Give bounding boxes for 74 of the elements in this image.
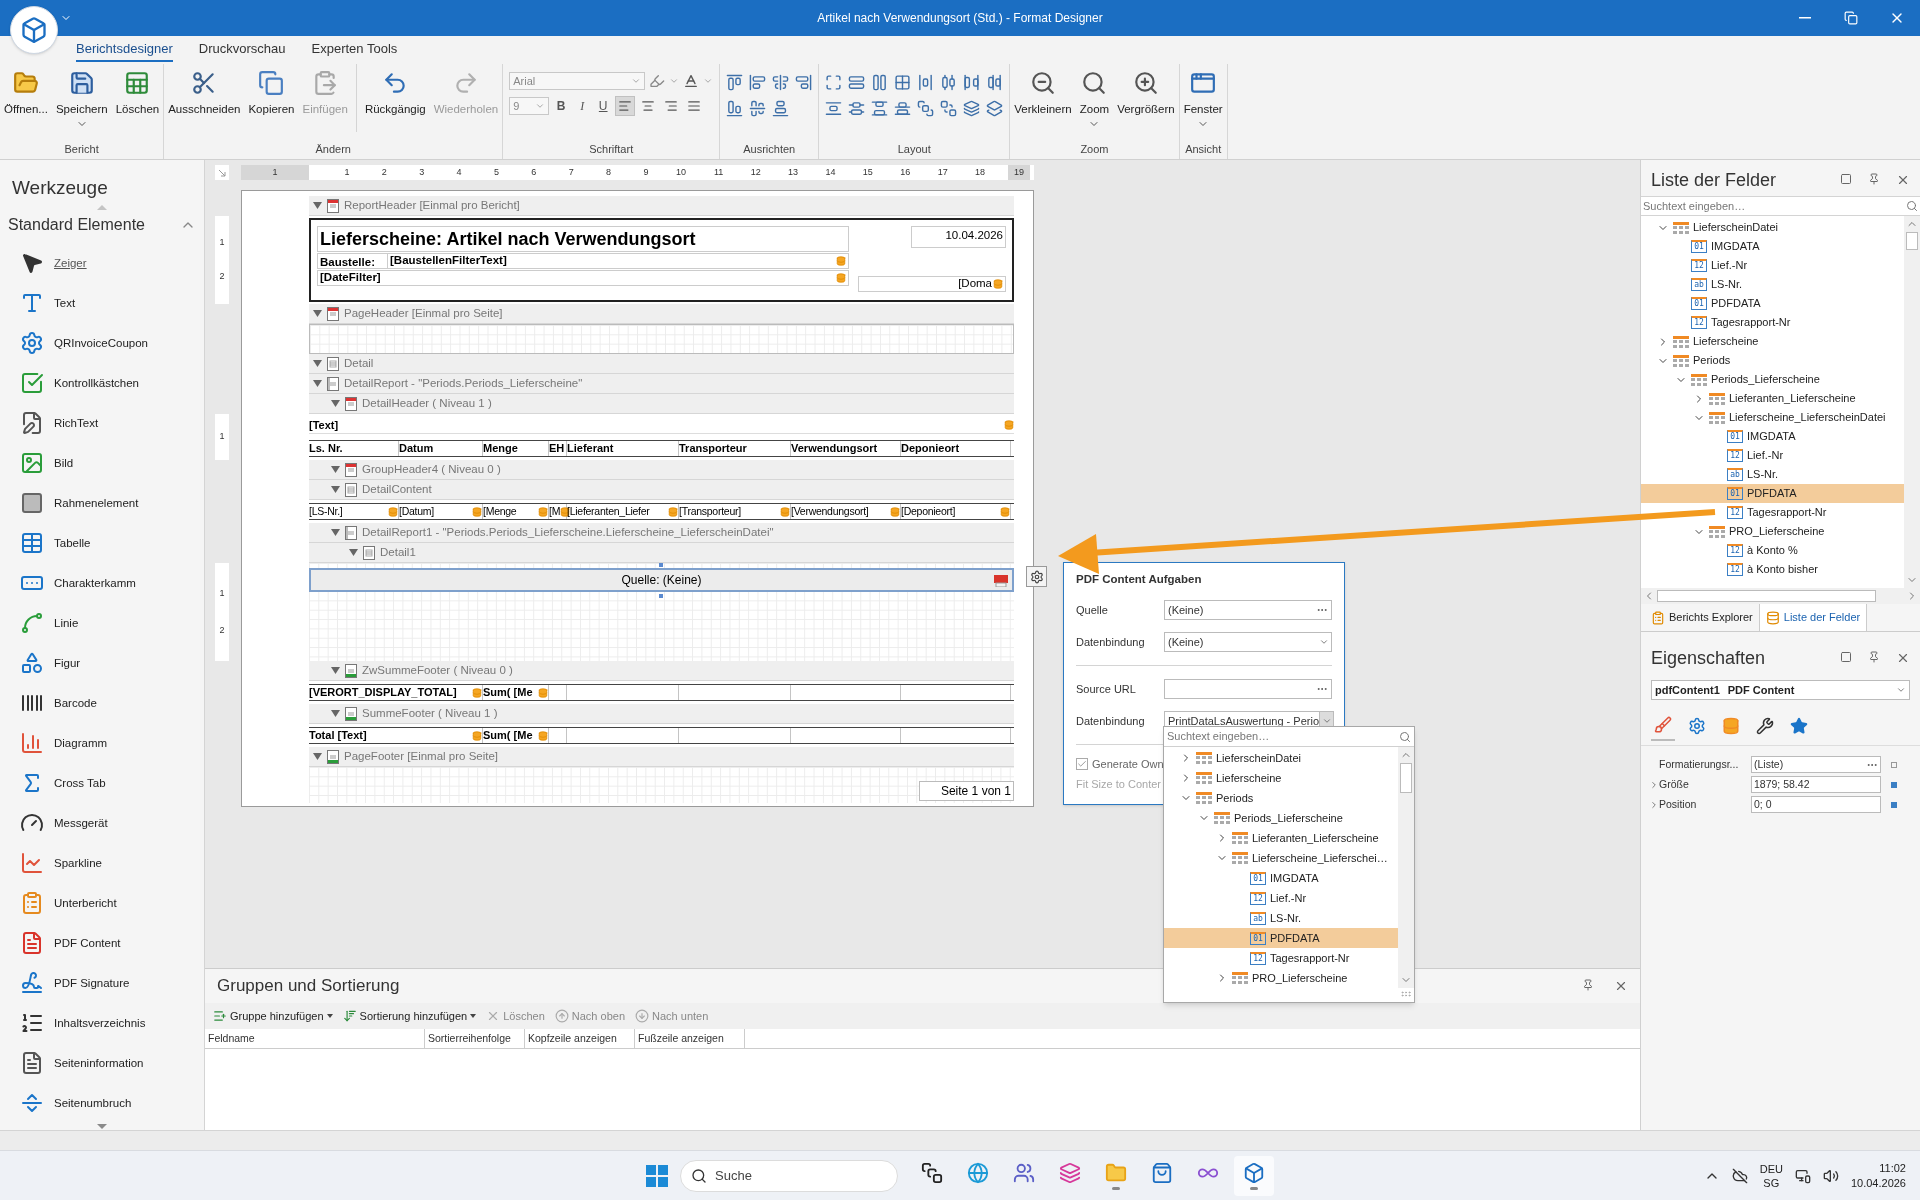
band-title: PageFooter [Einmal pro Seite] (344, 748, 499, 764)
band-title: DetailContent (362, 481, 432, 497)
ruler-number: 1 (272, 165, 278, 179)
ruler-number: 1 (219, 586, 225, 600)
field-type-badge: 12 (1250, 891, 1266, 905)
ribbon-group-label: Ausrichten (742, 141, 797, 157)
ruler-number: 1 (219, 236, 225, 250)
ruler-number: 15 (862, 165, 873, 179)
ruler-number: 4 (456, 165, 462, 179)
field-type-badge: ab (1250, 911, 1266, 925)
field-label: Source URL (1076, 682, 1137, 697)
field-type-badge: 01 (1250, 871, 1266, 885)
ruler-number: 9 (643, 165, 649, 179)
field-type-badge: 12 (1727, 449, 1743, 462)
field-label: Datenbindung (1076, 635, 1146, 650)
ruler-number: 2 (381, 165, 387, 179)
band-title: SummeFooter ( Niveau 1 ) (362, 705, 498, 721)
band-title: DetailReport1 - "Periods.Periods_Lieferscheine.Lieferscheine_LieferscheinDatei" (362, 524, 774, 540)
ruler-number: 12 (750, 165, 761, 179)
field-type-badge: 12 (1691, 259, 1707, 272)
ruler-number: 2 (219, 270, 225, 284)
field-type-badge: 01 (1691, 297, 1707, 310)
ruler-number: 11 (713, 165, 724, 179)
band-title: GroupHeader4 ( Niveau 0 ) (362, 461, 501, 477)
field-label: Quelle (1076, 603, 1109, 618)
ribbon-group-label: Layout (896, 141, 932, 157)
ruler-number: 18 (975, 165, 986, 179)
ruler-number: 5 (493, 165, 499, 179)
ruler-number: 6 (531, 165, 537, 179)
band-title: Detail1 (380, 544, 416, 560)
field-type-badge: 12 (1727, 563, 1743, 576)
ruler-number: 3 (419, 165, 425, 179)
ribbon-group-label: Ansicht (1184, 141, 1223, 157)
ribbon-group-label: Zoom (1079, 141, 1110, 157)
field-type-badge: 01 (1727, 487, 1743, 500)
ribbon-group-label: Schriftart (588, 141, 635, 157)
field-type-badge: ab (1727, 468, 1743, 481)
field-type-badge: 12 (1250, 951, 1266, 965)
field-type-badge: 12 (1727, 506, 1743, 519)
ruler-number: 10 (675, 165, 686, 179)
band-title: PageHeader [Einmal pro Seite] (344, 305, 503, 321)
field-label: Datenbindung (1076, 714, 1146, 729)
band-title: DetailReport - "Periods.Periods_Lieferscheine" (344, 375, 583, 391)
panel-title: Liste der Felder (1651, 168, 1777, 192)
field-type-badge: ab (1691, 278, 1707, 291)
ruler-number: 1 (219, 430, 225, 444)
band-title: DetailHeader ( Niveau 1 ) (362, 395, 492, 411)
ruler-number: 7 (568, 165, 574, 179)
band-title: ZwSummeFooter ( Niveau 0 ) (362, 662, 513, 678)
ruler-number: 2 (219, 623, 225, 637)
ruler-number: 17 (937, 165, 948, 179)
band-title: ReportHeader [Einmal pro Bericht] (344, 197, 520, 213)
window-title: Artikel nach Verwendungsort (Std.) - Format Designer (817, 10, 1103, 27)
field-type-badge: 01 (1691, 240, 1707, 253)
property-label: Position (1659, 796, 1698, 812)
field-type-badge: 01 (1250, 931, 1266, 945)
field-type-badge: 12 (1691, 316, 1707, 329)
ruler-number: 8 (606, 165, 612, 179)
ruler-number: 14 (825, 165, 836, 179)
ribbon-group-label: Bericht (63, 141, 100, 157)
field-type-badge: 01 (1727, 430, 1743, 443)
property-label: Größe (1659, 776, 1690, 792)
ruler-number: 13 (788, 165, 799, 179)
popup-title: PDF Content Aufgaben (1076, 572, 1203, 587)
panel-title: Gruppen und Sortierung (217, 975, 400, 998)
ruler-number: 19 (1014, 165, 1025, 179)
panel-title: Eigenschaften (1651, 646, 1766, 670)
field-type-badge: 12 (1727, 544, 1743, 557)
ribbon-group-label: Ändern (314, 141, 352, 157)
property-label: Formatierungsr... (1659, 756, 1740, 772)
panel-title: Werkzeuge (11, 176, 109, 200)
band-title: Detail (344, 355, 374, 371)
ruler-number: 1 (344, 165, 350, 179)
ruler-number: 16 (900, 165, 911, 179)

...

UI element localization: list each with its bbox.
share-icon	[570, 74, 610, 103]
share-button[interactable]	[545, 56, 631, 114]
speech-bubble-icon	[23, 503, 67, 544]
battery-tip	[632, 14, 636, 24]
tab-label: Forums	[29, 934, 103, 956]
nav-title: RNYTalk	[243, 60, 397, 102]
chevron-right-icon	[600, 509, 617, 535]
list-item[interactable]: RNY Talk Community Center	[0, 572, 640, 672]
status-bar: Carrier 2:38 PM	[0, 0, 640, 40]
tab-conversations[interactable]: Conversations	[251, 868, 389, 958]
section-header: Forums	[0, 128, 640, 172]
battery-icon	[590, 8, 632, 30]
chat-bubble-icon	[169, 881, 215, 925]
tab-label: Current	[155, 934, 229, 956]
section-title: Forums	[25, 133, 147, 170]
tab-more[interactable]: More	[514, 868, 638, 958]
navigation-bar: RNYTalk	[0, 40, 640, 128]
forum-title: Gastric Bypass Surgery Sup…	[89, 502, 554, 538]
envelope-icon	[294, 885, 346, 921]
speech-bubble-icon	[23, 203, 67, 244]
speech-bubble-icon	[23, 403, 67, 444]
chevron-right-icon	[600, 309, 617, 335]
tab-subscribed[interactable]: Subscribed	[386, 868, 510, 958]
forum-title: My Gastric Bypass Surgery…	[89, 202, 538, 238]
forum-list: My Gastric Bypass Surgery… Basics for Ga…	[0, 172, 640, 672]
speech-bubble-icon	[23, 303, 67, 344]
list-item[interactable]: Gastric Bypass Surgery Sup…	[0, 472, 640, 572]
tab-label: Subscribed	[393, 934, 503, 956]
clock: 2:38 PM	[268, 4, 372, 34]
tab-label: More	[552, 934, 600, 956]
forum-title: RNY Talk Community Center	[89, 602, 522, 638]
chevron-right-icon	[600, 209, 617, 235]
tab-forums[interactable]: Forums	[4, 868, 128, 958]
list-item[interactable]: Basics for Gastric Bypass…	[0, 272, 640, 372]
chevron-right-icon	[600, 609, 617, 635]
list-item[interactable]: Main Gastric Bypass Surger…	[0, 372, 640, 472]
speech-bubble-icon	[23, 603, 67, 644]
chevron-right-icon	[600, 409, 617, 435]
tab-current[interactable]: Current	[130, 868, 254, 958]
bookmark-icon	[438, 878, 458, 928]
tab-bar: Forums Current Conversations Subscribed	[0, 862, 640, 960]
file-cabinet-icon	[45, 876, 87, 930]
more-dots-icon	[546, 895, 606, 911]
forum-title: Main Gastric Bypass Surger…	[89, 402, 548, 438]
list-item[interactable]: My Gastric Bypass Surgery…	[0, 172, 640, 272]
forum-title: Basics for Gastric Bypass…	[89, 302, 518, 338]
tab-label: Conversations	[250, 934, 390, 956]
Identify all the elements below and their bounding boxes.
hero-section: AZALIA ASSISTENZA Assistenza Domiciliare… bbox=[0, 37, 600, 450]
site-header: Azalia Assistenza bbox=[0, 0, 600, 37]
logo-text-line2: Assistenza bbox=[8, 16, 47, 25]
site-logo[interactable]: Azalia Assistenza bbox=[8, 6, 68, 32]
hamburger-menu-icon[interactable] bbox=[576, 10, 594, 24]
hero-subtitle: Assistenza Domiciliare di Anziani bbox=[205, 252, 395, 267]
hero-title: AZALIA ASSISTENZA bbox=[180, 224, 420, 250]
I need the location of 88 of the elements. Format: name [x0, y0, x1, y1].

* Requirements
Rewrite the records from the line containing "band-title: PageFooter [Einmal" through the line containing "ruler-number: 11 (713, 165, 724, 179)", changing every "band-title" to "band-heading" and keeping everything else the same. Return only those lines.

* Solution to the problem
band-heading: PageFooter [Einmal pro Seite] (344, 748, 499, 764)
band-heading: DetailContent (362, 481, 432, 497)
ruler-number: 1 (272, 165, 278, 179)
ruler-number: 1 (219, 586, 225, 600)
field-type-badge: 12 (1250, 891, 1266, 905)
ribbon-group-label: Ausrichten (742, 141, 797, 157)
ruler-number: 1 (219, 236, 225, 250)
ruler-number: 15 (862, 165, 873, 179)
ruler-number: 4 (456, 165, 462, 179)
field-type-badge: ab (1250, 911, 1266, 925)
field-label: Source URL (1076, 682, 1137, 697)
field-type-badge: 01 (1250, 871, 1266, 885)
ruler-number: 9 (643, 165, 649, 179)
field-type-badge: 12 (1727, 449, 1743, 462)
field-label: Datenbindung (1076, 635, 1146, 650)
ruler-number: 2 (381, 165, 387, 179)
band-heading: SummeFooter ( Niveau 1 ) (362, 705, 498, 721)
band-heading: DetailReport1 - "Periods.Periods_Lieferscheine.Lieferscheine_LieferscheinDatei" (362, 524, 774, 540)
ruler-number: 12 (750, 165, 761, 179)
field-type-badge: 12 (1691, 259, 1707, 272)
ruler-number: 2 (219, 270, 225, 284)
field-type-badge: 01 (1691, 297, 1707, 310)
ruler-number: 11 (713, 165, 724, 179)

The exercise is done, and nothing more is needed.